From: G. Branden Robinson
Subject: man pages, defensive programming, and bibliographic formats
Date: Sun, 26 Jan 2020 00:22:08 +1100
User-agent: NeoMutt/20180716

(was: 01/01: tbl(1): Note origin of tbl.)

Hi folks,

Ingo and I had an inadvertent off-list exchange.  I thought I'd loop in
the other developers and interested parties.

At 2020-01-24T23:59:13+0100, Ingo Schwarze wrote:
> G. Branden Robinson wrote on Sat, Jan 25, 2020 at 02:40:40AM +1100:
> > Did you mean to send this privately?
> 
> No, omitting <address@hidden> was an oversight.
> But better this way than the other way round and publicly post
> a private letter...
> 
> > At 2020-01-23T22:54:19+0100, Ingo Schwarze wrote:
> >> Branden Robinson wrote:
> 
> >>> +.SH "See Also"
> 
> >> Quoting of .SH arguments is not needed.
> 
> > I know.  It's a delberate style choice of mine to make man(7) easier
> > to learn.  When people give arguments to macro calls, they need to
> > be aware of whitespace.  By getting into the habit of quoting or
> > escaping macro arguments containing whitespace, their knowledge will
> > migrate more easily between, say, .SH and .BR.

________________________

Short task 1:
In the email about man pages, what reason does G. Branden Robinson give for quoting .SH arguments?
The text and the records have no connection to each other.

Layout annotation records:
________________________

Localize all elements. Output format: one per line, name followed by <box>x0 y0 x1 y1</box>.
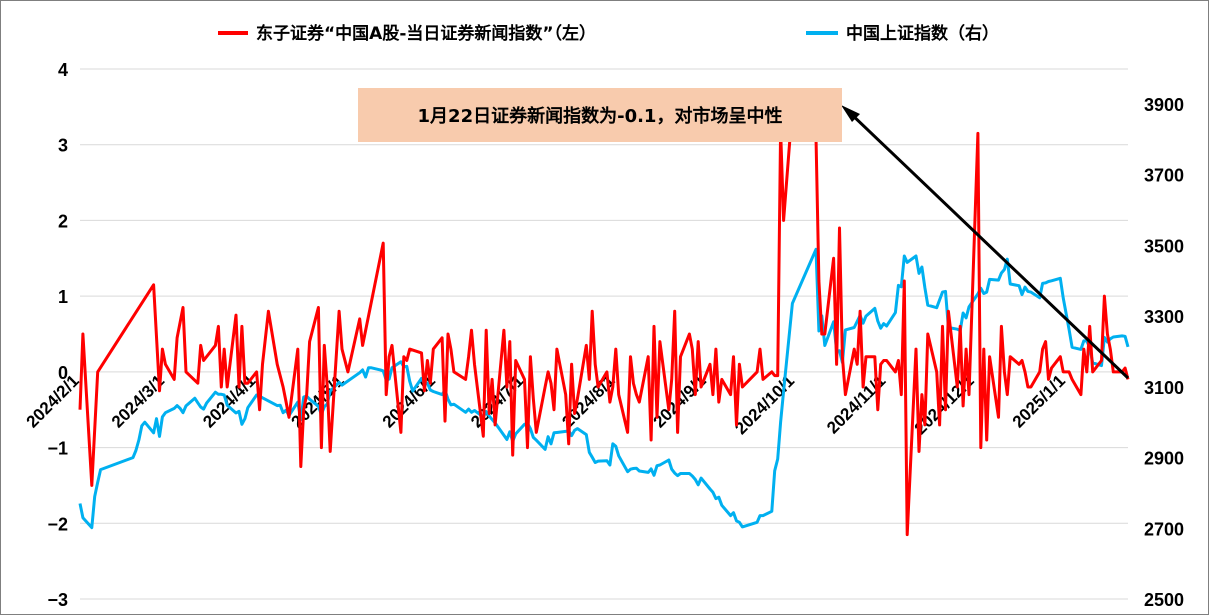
right-tick-label: 3300 <box>1144 307 1184 327</box>
right-tick-label: 3500 <box>1144 236 1184 256</box>
legend-label-news-index: 东子证券“中国A股-当日证券新闻指数”（左） <box>256 23 596 44</box>
grid-lines <box>80 68 1128 600</box>
annotation-arrow <box>841 105 1130 380</box>
series-lines <box>78 105 1130 537</box>
left-tick-label: −3 <box>47 590 68 610</box>
left-tick-label: −2 <box>47 514 68 534</box>
x-tick-label: 2025/1/1 <box>1009 371 1069 431</box>
right-tick-label: 3700 <box>1144 166 1184 186</box>
legend: 东子证券“中国A股-当日证券新闻指数”（左） 中国上证指数（右） <box>218 23 999 44</box>
left-tick-label: −1 <box>47 439 68 459</box>
series-line-shanghai-index <box>78 247 1130 530</box>
left-axis: 4 3 2 1 0 −1 −2 −3 <box>47 60 68 610</box>
annotation-box: 1月22日证券新闻指数为-0.1，对市场呈中性 <box>358 88 842 142</box>
right-tick-label: 3900 <box>1144 95 1184 115</box>
left-tick-label: 4 <box>58 60 68 80</box>
left-tick-label: 2 <box>58 211 68 231</box>
right-tick-label: 2700 <box>1144 519 1184 539</box>
right-tick-label: 2900 <box>1144 449 1184 469</box>
right-tick-label: 3100 <box>1144 378 1184 398</box>
x-tick-label: 2024/2/1 <box>23 371 83 431</box>
right-axis: 3900 3700 3500 3300 3100 2900 2700 2500 <box>1144 95 1184 610</box>
left-tick-label: 3 <box>58 136 68 156</box>
legend-label-shanghai-index: 中国上证指数（右） <box>846 23 999 44</box>
left-tick-label: 0 <box>58 363 68 383</box>
series-line-news-index <box>78 105 1130 537</box>
right-tick-label: 2500 <box>1144 590 1184 610</box>
left-tick-label: 1 <box>58 287 68 307</box>
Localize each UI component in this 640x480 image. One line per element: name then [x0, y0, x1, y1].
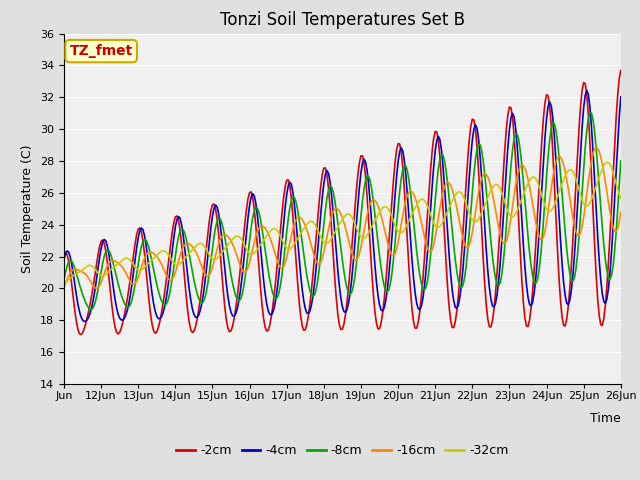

________________________

Short task 2:
Echo the lines of the records starting at the line that contains "right-tick-label: 3300 <box>1144" and ending at the line that contains "x-tick-label: 2024/2/1 <box>23", with both of those lines included.

Expected output 1:
It is a deliberate style choice meant to make man(7) easier to learn.

Expected output 2:
right-tick-label: 3300 <box>1144 307 1184 327</box>
right-tick-label: 3500 <box>1144 236 1184 256</box>
legend-label-news-index: 东子证券“中国A股-当日证券新闻指数”（左） <box>256 23 596 44</box>
grid-lines <box>80 68 1128 600</box>
annotation-arrow <box>841 105 1130 380</box>
series-lines <box>78 105 1130 537</box>
left-tick-label: −3 <box>47 590 68 610</box>
left-tick-label: −2 <box>47 514 68 534</box>
x-tick-label: 2025/1/1 <box>1009 371 1069 431</box>
right-tick-label: 3700 <box>1144 166 1184 186</box>
legend: 东子证券“中国A股-当日证券新闻指数”（左） 中国上证指数（右） <box>218 23 999 44</box>
left-tick-label: −1 <box>47 439 68 459</box>
series-line-shanghai-index <box>78 247 1130 530</box>
left-axis: 4 3 2 1 0 −1 −2 −3 <box>47 60 68 610</box>
annotation-box: 1月22日证券新闻指数为-0.1，对市场呈中性 <box>358 88 842 142</box>
right-tick-label: 3900 <box>1144 95 1184 115</box>
left-tick-label: 4 <box>58 60 68 80</box>
left-tick-label: 2 <box>58 211 68 231</box>
right-tick-label: 2700 <box>1144 519 1184 539</box>
right-tick-label: 2900 <box>1144 449 1184 469</box>
right-tick-label: 3100 <box>1144 378 1184 398</box>
x-tick-label: 2024/2/1 <box>23 371 83 431</box>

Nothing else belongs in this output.